### PROMPT
Format the lines from the one containing "hitch-coupler bbox=[1578, 304, 1600, 342]" through the one containing "tongue-jack-foot bbox=[1400, 497, 1404, 519]", both included, as a JSON list of strings, one per line, leaving out blank lines.

[Saved entries]
○ ○ ○ ○ ○

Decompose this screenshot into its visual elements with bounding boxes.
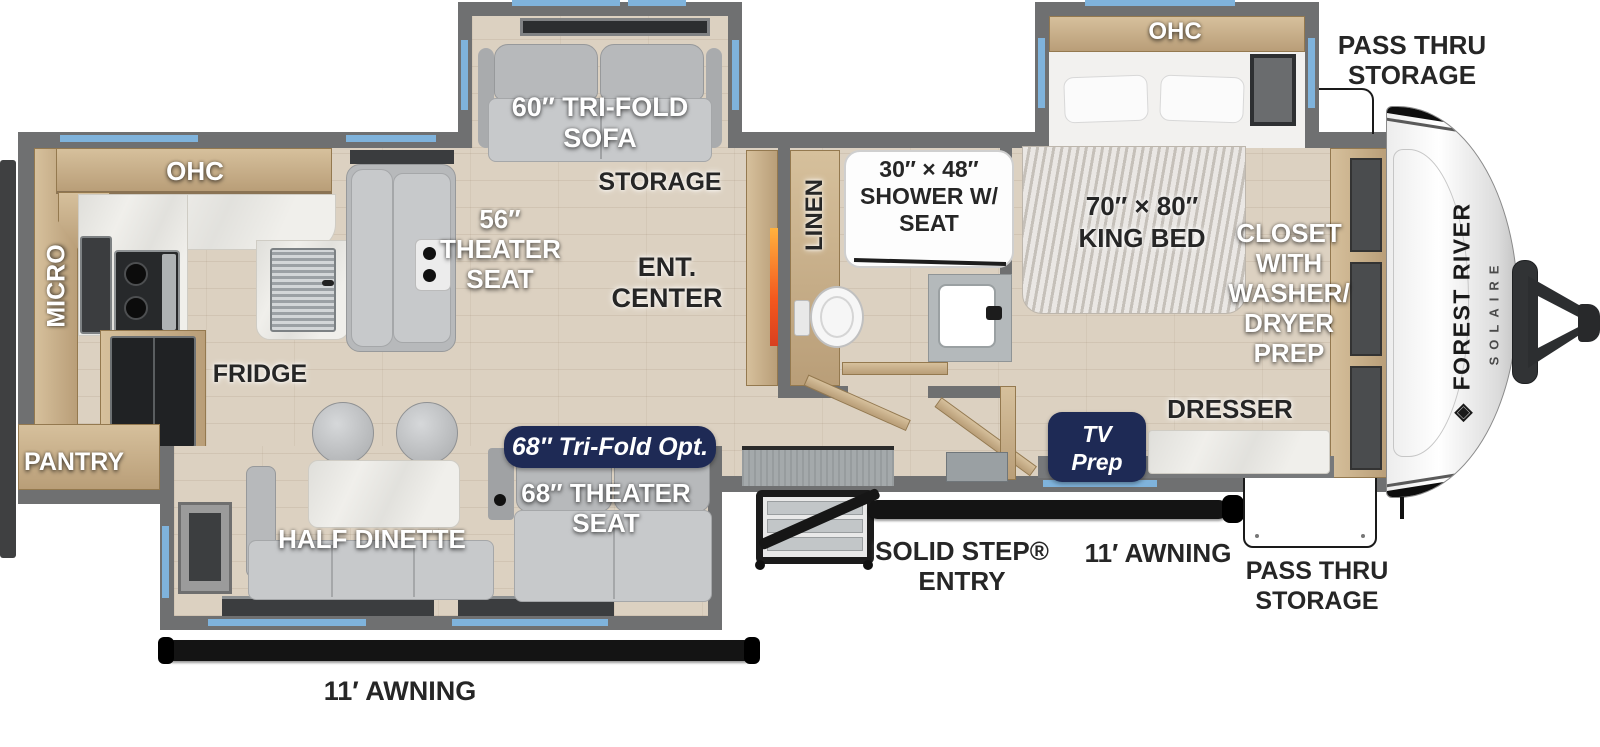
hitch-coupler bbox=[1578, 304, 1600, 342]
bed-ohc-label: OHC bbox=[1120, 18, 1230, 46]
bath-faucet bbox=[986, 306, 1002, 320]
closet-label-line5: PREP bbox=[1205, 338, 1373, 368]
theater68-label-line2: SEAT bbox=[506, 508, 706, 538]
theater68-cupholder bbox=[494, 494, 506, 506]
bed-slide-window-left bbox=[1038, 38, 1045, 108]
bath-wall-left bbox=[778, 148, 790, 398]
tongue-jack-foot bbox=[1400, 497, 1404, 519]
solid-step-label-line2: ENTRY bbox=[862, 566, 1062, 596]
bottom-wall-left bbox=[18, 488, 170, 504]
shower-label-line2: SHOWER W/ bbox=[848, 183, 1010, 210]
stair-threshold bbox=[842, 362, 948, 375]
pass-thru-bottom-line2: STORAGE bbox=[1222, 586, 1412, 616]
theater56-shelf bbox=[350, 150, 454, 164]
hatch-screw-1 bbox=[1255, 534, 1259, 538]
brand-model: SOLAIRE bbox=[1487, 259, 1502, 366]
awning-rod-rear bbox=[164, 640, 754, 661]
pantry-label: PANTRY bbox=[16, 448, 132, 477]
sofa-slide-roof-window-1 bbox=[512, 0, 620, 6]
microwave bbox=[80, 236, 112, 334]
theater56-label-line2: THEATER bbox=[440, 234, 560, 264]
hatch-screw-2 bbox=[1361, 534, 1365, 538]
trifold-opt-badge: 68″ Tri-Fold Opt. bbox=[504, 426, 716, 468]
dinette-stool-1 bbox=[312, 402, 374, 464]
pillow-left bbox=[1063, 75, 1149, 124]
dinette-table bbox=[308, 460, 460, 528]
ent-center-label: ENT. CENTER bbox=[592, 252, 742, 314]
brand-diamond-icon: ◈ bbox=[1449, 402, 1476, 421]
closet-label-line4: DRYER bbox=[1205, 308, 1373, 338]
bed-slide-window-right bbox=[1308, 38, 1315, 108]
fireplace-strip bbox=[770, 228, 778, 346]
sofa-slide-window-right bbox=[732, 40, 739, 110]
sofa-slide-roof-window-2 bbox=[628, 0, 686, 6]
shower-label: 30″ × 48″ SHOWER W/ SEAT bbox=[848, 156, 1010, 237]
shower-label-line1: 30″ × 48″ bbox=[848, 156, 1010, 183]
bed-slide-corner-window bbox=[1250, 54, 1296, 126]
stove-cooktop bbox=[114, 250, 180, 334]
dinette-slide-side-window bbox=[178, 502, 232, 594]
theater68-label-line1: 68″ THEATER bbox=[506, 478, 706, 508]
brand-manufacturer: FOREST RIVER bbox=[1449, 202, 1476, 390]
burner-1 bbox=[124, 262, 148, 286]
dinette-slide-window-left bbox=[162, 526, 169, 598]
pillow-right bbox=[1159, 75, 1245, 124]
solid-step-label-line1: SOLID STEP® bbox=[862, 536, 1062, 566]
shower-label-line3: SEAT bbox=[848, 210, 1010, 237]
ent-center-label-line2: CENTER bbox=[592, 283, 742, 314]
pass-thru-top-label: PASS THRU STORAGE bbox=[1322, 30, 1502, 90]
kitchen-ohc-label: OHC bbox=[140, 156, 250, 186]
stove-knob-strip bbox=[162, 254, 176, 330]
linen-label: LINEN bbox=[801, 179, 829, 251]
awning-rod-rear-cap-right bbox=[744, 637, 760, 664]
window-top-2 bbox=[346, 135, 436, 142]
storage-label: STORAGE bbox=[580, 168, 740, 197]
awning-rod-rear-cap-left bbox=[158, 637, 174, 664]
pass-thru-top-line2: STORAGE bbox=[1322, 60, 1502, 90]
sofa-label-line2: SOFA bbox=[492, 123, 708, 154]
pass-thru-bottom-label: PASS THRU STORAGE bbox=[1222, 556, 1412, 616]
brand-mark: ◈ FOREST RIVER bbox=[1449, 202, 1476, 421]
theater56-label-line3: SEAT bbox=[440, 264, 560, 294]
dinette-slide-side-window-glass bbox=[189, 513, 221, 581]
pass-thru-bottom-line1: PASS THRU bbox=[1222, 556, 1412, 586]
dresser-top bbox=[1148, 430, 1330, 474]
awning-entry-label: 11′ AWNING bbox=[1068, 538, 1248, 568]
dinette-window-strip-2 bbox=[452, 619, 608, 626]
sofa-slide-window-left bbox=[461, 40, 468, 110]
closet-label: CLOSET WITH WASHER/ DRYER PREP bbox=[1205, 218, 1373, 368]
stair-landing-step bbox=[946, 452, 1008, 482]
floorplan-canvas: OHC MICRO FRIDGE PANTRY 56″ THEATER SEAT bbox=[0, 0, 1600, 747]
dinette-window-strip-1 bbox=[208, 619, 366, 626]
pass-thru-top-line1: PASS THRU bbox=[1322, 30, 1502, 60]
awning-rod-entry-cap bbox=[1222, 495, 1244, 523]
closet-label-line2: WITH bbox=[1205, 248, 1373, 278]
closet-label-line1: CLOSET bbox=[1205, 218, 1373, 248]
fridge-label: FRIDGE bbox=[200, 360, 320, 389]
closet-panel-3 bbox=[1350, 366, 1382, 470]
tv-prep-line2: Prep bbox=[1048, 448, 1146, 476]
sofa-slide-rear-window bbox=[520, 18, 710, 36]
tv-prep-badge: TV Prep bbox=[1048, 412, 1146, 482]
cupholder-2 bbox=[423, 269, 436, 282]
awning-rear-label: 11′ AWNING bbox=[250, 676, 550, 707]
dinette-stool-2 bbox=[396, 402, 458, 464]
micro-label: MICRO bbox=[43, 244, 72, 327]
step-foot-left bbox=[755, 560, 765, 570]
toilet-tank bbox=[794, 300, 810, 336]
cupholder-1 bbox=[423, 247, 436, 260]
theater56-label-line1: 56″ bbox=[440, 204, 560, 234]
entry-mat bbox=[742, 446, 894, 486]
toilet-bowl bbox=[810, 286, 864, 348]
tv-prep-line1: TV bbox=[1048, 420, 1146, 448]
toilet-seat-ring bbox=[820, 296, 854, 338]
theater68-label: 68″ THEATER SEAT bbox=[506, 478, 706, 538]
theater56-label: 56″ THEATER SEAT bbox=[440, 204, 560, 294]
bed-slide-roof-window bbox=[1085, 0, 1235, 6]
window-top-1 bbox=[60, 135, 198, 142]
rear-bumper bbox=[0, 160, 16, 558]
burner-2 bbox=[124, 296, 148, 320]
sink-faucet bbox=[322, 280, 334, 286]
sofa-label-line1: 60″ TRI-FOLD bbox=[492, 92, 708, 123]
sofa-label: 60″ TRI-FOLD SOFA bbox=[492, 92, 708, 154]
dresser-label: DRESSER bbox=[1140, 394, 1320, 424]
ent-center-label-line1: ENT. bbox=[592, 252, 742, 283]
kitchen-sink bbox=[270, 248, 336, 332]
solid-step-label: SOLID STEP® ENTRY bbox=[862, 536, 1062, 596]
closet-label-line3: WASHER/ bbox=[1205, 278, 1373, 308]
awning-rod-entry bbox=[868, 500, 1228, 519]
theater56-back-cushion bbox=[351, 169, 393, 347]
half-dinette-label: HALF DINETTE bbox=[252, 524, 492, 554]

○ ○ ○ ○ ○

### EXPECTED ANSWER
[
  "hitch-coupler bbox=[1578, 304, 1600, 342]",
  "bed-ohc-label: OHC bbox=[1120, 18, 1230, 46]",
  "bath-faucet bbox=[986, 306, 1002, 320]",
  "closet-label-line5: PREP bbox=[1205, 338, 1373, 368]",
  "theater68-label-line2: SEAT bbox=[506, 508, 706, 538]",
  "theater68-cupholder bbox=[494, 494, 506, 506]",
  "bed-slide-window-left bbox=[1038, 38, 1045, 108]",
  "bath-wall-left bbox=[778, 148, 790, 398]",
  "tongue-jack-foot bbox=[1400, 497, 1404, 519]"
]